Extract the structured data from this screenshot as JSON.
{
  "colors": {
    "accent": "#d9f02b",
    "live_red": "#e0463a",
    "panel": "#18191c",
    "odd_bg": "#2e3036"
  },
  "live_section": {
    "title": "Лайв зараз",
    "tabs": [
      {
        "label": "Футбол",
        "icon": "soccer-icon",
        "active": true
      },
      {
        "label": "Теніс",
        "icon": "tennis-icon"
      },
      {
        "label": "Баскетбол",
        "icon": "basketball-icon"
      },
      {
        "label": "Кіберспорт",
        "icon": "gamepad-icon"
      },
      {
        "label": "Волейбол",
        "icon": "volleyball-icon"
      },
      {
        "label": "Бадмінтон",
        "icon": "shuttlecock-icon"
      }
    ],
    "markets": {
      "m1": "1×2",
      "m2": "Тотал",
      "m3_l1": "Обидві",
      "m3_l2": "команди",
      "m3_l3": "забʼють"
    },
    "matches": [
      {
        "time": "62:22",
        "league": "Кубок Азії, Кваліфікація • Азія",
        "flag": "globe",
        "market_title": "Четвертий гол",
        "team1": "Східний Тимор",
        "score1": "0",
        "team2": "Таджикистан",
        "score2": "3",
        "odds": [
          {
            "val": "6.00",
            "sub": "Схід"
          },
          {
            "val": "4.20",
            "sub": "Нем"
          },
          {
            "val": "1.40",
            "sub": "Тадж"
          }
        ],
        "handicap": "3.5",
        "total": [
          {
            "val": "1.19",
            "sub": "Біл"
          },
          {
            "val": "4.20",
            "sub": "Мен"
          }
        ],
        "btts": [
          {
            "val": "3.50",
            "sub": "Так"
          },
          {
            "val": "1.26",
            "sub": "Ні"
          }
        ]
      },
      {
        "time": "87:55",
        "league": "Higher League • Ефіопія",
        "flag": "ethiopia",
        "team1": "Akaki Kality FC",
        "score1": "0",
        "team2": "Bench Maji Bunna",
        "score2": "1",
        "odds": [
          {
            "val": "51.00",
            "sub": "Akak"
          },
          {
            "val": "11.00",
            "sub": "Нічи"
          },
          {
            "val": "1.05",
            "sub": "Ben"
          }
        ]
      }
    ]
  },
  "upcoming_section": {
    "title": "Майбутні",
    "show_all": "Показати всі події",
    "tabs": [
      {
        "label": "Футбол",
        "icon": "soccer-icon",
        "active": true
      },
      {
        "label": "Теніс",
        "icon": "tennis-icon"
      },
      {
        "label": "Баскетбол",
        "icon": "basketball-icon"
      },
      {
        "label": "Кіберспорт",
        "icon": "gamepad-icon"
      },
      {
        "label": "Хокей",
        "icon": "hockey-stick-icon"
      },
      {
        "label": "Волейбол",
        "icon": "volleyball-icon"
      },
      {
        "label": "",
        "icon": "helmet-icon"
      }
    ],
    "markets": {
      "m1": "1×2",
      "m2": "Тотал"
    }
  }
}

# # # #

**THE EXERCISE**: Collect every line from the records above that contains the word "league".

**THE SOLUTION**:
        "league": "Кубок Азії, Кваліфікація • Азія",
        "league": "Higher League • Ефіопія",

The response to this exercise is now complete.